Will you transcribe the entries that follow, exactly and in full?

-- start Data records --

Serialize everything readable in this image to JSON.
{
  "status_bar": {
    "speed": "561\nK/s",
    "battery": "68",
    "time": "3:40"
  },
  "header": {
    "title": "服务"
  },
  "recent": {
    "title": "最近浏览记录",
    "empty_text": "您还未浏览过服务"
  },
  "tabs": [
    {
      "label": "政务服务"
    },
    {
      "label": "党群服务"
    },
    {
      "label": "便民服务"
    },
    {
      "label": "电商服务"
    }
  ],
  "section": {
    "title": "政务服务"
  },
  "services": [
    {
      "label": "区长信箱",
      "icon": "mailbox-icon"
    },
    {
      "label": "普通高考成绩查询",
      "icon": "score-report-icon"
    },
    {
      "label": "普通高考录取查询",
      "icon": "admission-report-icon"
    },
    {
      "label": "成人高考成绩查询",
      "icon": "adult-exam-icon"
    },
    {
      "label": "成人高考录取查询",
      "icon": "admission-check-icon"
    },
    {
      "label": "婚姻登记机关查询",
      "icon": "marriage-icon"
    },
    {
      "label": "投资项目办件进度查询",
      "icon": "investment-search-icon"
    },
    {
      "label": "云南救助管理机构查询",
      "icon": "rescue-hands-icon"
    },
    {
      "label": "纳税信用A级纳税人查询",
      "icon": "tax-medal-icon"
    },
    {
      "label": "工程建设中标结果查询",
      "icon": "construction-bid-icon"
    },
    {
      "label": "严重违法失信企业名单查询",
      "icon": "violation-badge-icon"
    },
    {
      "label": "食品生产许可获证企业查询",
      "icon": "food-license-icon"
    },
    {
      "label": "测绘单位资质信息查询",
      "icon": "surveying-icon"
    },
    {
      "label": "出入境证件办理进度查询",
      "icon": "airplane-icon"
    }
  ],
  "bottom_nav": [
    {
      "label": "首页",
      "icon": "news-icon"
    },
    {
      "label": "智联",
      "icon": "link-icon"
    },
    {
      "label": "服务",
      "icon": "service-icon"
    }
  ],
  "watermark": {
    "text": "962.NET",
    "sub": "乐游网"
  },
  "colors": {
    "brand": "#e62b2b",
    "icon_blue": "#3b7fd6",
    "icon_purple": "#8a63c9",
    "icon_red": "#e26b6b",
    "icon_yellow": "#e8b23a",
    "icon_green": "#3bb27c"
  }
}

-- end Data records --

■ Answer to this problem ■
Serialize everything readable in this image to JSON.
{
  "status_bar": {
    "speed": "561\nK/s",
    "battery": "68",
    "time": "3:40"
  },
  "header": {
    "title": "服务"
  },
  "recent": {
    "title": "最近浏览记录",
    "empty_text": "您还未浏览过服务"
  },
  "tabs": [
    {
      "label": "政务服务"
    },
    {
      "label": "党群服务"
    },
    {
      "label": "便民服务"
    },
    {
      "label": "电商服务"
    }
  ],
  "section": {
    "title": "政务服务"
  },
  "services": [
    {
      "label": "区长信箱",
      "icon": "mailbox-icon"
    },
    {
      "label": "普通高考成绩查询",
      "icon": "score-report-icon"
    },
    {
      "label": "普通高考录取查询",
      "icon": "admission-report-icon"
    },
    {
      "label": "成人高考成绩查询",
      "icon": "adult-exam-icon"
    },
    {
      "label": "成人高考录取查询",
      "icon": "admission-check-icon"
    },
    {
      "label": "婚姻登记机关查询",
      "icon": "marriage-icon"
    },
    {
      "label": "投资项目办件进度查询",
      "icon": "investment-search-icon"
    },
    {
      "label": "云南救助管理机构查询",
      "icon": "rescue-hands-icon"
    },
    {
      "label": "纳税信用A级纳税人查询",
      "icon": "tax-medal-icon"
    },
    {
      "label": "工程建设中标结果查询",
      "icon": "construction-bid-icon"
    },
    {
      "label": "严重违法失信企业名单查询",
      "icon": "violation-badge-icon"
    },
    {
      "label": "食品生产许可获证企业查询",
      "icon": "food-license-icon"
    },
    {
      "label": "测绘单位资质信息查询",
      "icon": "surveying-icon"
    },
    {
      "label": "出入境证件办理进度查询",
      "icon": "airplane-icon"
    }
  ],
  "bottom_nav": [
    {
      "label": "首页",
      "icon": "news-icon"
    },
    {
      "label": "智联",
      "icon": "link-icon"
    },
    {
      "label": "服务",
      "icon": "service-icon"
    }
  ],
  "watermark": {
    "text": "962.NET",
    "sub": "乐游网"
  },
  "colors": {
    "brand": "#e62b2b",
    "icon_blue": "#3b7fd6",
    "icon_purple": "#8a63c9",
    "icon_red": "#e26b6b",
    "icon_yellow": "#e8b23a",
    "icon_green": "#3bb27c"
  }
}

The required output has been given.